▸ Supplied text:

Now the worst thing a nerd could do in public at the time, was appear to not care what other people thought about him or her.  One had to be properly aware of how uncool one was and pay proper deference to the hierarchy. To fail to do so was to risk wrath.  I should have learned that lesson at the Sadie Hawkins dance when I was laughing at a joke with my date, a boy called Russell Hurst who was sweet and very very pale, when a football jock recoiled at the audacity of my happiness and reached over a burned my leg with his cigarette.  But I was hard headed and more than a little ADHD and so I had forgotten to be properly cowed in the presence of cool. I was having a good time and was proud as punch of my little corsage.

A few of the cool boys noticed my forgetfulness and began a plan to put me back in my place.  The uncool are never deserving of happiness, after all.  Whenever I turned my head to look at the game or to look at a friend, this group of boys began plucking out flower petals of my corsage.  Like a snake strike.  Just go for one petal.  Quick as a flash.  I would cover my corsage and shout at them to stop. Then after a few minutes, I would forget to be on guard (ADHD, remember?) and they would do it again.

▸ Check your understanding:
1) In the corsage passage, duplicate everything from "Now the worst" down to "my little corsage.".
2) Answer these questions from the corsage passage:
(a) Who was the narrator's date at the Sadie Hawkins dance?
(b) What did the football jock use to burn the narrator's leg?
(c) What would the narrator do when the boys plucked petals from the corsage?

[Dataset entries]
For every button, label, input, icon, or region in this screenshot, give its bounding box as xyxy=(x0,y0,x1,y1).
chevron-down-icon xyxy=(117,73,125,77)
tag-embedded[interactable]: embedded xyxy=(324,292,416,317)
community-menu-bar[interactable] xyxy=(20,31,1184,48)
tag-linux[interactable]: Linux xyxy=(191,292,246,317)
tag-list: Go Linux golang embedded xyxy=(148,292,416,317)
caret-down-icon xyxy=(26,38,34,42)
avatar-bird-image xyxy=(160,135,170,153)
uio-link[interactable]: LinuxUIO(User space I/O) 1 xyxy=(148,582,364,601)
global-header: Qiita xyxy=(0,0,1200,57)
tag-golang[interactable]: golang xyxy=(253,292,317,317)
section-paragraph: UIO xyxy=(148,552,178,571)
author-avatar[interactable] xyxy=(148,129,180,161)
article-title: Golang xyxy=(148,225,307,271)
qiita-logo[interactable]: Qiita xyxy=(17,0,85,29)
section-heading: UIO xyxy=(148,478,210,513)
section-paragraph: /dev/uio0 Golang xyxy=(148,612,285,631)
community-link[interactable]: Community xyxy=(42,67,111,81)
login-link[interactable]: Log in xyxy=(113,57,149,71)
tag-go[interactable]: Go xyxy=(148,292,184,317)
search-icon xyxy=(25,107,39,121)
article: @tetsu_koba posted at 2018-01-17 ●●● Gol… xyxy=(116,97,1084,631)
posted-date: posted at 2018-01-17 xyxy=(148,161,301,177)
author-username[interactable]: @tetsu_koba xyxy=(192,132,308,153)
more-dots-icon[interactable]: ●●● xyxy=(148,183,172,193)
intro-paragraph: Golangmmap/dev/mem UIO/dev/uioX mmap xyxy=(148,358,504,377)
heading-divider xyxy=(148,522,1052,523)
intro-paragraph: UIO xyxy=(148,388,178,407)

▸ Answers for each item:
1)
Now the worst thing a nerd could do in public at the time, was appear to not care what other people thought about him or her.  One had to be properly aware of how uncool one was and pay proper deference to the hierarchy. To fail to do so was to risk wrath.  I should have learned that lesson at the Sadie Hawkins dance when I was laughing at a joke with my date, a boy called Russell Hurst who was sweet and very very pale, when a football jock recoiled at the audacity of my happiness and reached over a burned my leg with his cigarette.  But I was hard headed and more than a little ADHD and so I had forgotten to be properly cowed in the presence of cool. I was having a good time and was proud as punch of my little corsage.

2)
(a) Russell Hurst
(b) His cigarette
(c) Cover the corsage and shout at them to stop